··· Records for the exercise ···

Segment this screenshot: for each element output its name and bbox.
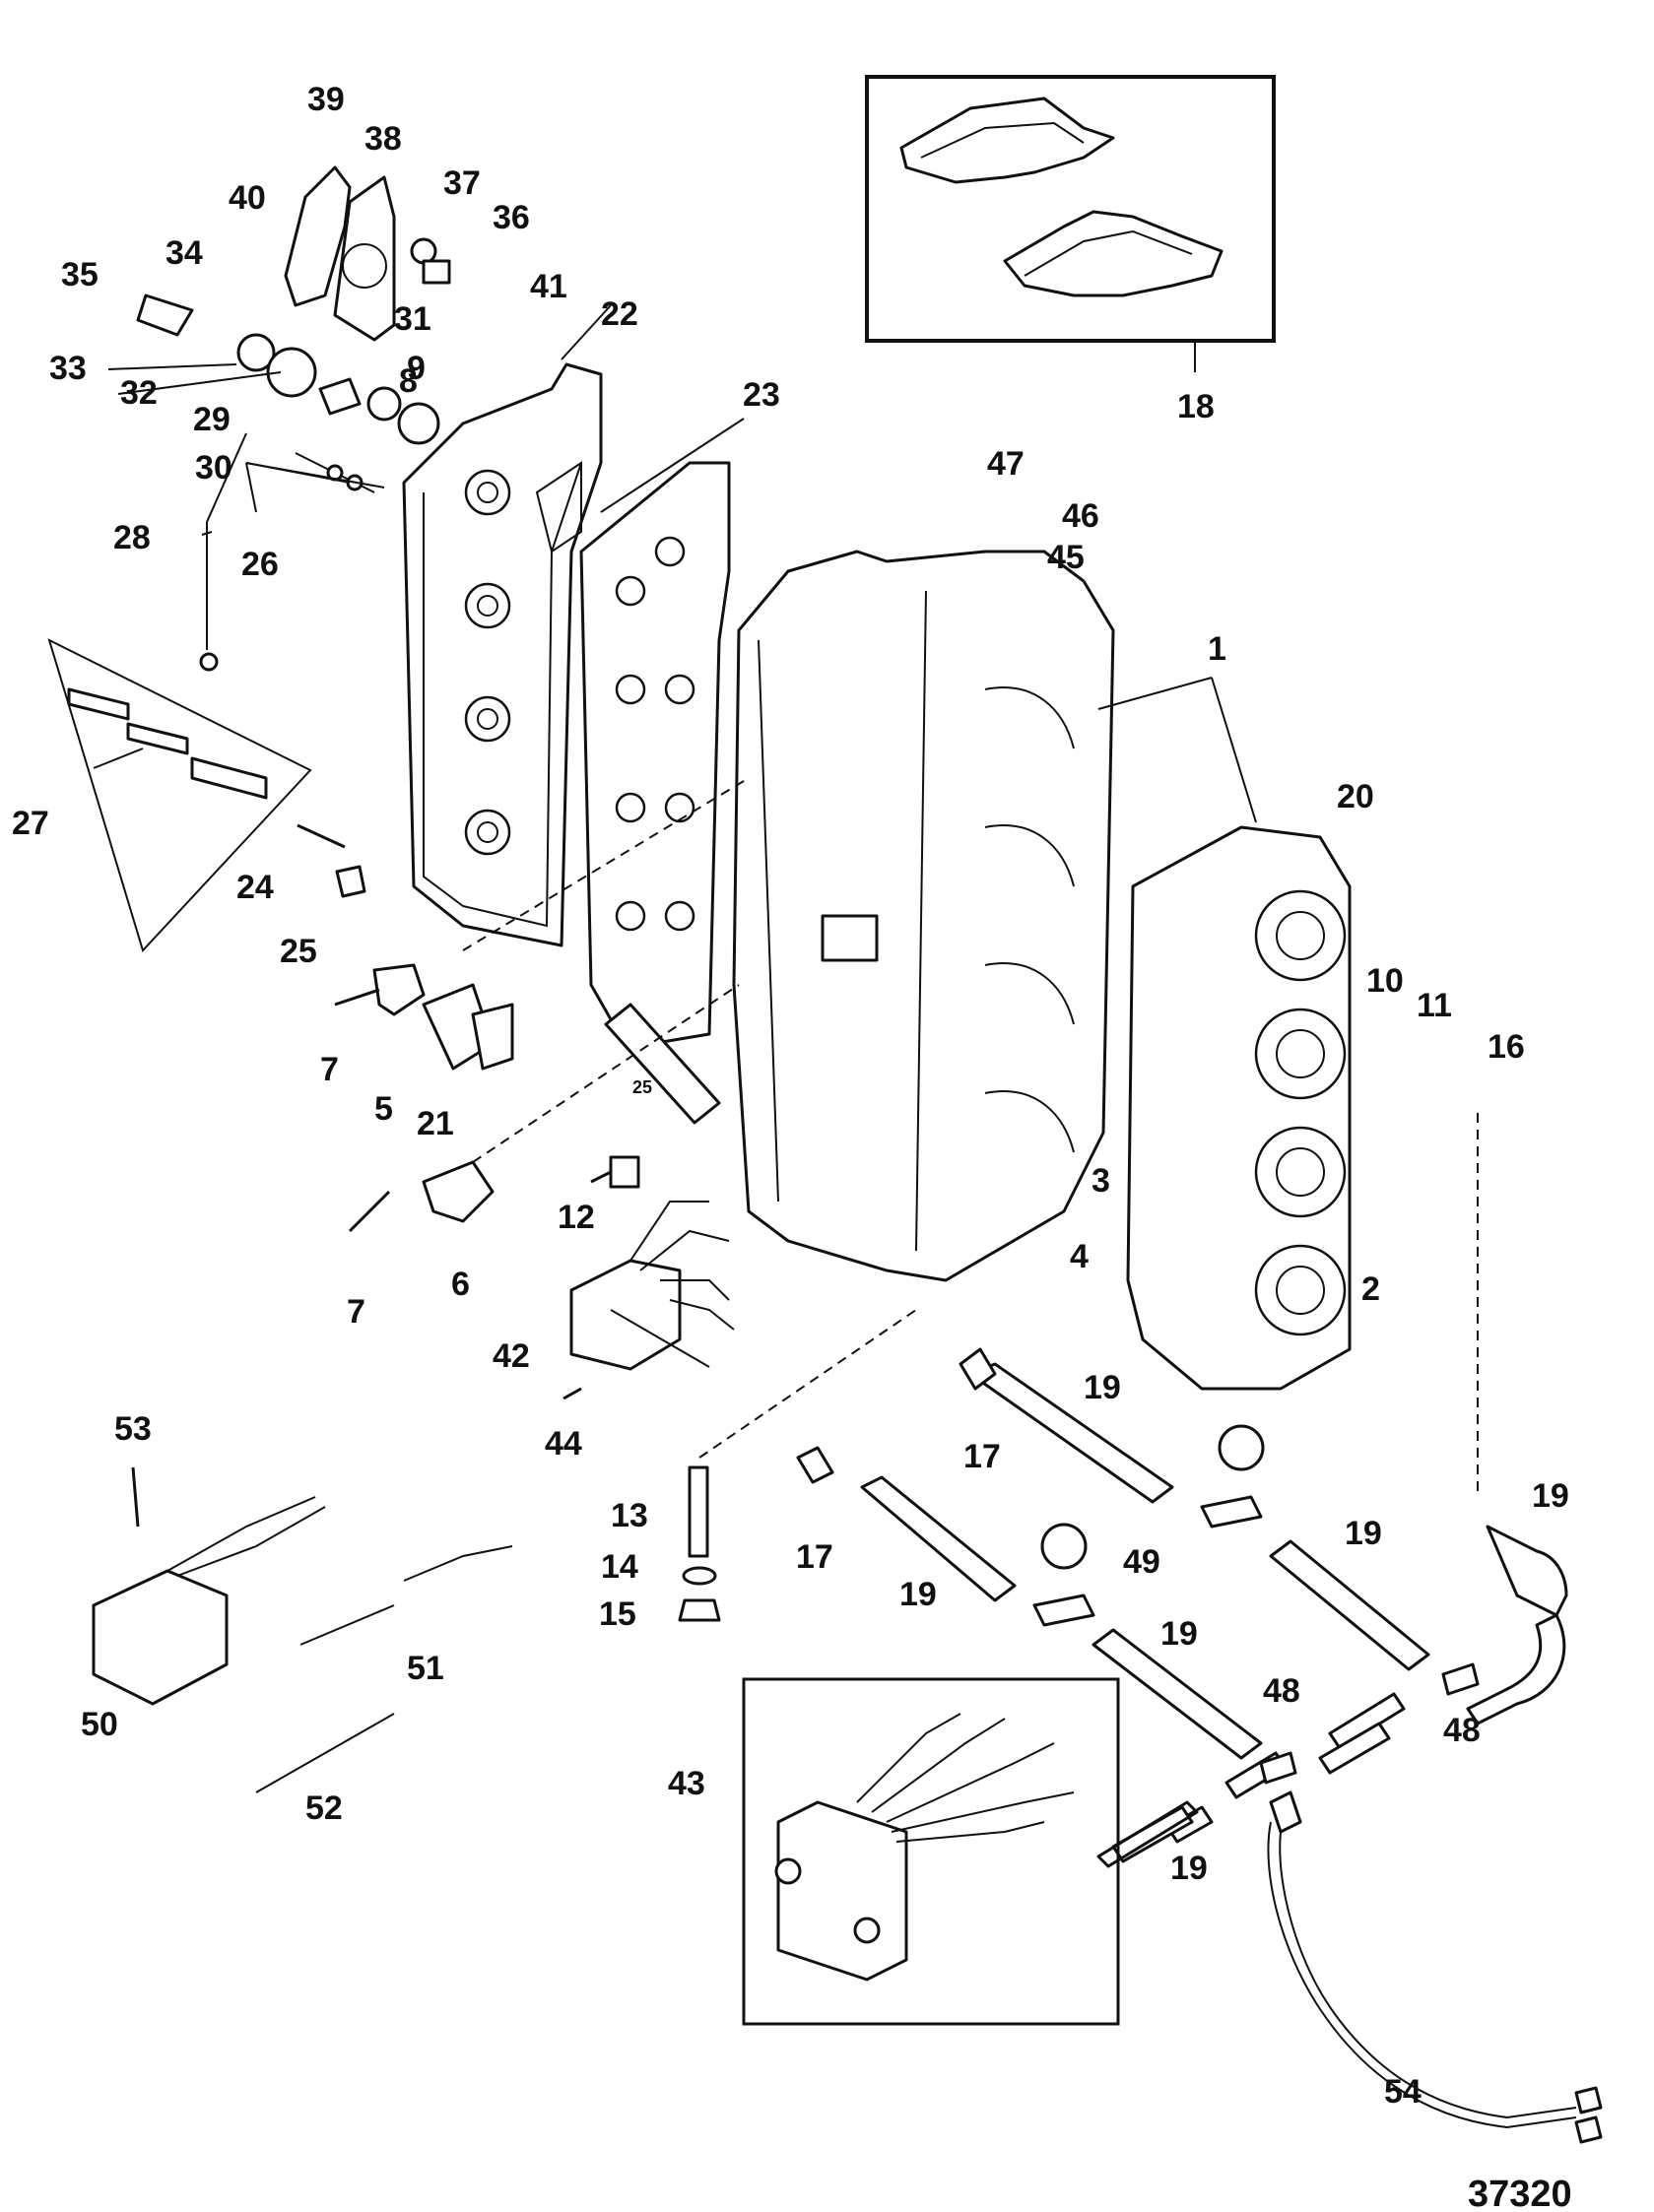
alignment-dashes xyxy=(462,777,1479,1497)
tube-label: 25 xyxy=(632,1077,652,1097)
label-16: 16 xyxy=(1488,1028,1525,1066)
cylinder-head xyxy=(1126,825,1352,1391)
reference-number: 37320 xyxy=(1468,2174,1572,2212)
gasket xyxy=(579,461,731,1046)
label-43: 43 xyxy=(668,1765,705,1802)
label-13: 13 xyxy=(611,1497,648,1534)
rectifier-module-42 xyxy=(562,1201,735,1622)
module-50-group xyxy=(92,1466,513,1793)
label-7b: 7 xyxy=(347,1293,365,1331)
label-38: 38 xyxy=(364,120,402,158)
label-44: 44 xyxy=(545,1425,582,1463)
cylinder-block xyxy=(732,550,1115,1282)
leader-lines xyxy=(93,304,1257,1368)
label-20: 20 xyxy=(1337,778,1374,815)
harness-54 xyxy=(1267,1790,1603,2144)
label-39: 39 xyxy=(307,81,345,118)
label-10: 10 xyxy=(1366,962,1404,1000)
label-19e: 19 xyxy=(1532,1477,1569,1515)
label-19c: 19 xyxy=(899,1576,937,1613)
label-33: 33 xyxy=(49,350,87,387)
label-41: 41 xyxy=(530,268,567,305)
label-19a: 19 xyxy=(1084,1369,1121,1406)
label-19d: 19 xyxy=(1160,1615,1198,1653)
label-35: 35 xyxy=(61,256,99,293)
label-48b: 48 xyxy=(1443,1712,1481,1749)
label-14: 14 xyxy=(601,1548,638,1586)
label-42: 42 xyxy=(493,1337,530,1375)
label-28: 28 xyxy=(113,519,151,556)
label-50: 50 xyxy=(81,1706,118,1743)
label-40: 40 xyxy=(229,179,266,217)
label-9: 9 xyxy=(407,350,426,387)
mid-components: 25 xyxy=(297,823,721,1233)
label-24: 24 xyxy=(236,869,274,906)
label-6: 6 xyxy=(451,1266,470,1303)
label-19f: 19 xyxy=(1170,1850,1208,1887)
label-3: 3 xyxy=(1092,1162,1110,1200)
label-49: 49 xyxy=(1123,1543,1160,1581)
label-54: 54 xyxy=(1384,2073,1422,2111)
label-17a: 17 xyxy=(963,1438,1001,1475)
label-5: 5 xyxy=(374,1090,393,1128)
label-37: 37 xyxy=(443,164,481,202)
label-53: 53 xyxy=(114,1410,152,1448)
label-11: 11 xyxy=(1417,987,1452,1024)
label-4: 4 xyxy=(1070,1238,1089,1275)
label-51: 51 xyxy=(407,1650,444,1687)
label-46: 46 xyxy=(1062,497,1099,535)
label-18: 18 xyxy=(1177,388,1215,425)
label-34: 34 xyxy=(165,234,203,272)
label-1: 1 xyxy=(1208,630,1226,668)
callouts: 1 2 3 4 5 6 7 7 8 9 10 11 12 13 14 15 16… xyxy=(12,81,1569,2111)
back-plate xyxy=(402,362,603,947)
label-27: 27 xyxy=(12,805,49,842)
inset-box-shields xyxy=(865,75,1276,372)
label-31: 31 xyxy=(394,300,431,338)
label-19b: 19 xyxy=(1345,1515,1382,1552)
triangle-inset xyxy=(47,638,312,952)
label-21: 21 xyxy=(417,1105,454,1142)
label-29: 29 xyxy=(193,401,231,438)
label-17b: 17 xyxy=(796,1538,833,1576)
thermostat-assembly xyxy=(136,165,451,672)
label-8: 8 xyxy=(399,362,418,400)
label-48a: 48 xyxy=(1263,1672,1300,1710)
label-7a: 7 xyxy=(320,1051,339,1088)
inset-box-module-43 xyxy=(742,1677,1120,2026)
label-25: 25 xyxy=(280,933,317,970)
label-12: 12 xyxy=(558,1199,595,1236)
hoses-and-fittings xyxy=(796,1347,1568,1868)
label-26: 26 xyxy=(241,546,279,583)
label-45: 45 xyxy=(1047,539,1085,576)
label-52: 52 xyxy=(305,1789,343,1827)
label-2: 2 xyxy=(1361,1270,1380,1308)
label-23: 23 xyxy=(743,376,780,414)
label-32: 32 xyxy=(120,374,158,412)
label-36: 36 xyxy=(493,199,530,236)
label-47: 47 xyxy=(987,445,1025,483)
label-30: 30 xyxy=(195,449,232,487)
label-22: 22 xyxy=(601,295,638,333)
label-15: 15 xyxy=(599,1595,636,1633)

···

■ Exercise prompt: Retype the rows from the line with "alignment-dashes xyxy=(462,777,1479,1497)" to the line with "label-43: 43 xyxy=(668,1765,705,1802)".

■ The output:
alignment-dashes xyxy=(462,777,1479,1497)
tube-label: 25 xyxy=(632,1077,652,1097)
label-16: 16 xyxy=(1488,1028,1525,1066)
cylinder-head xyxy=(1126,825,1352,1391)
reference-number: 37320 xyxy=(1468,2174,1572,2212)
gasket xyxy=(579,461,731,1046)
label-43: 43 xyxy=(668,1765,705,1802)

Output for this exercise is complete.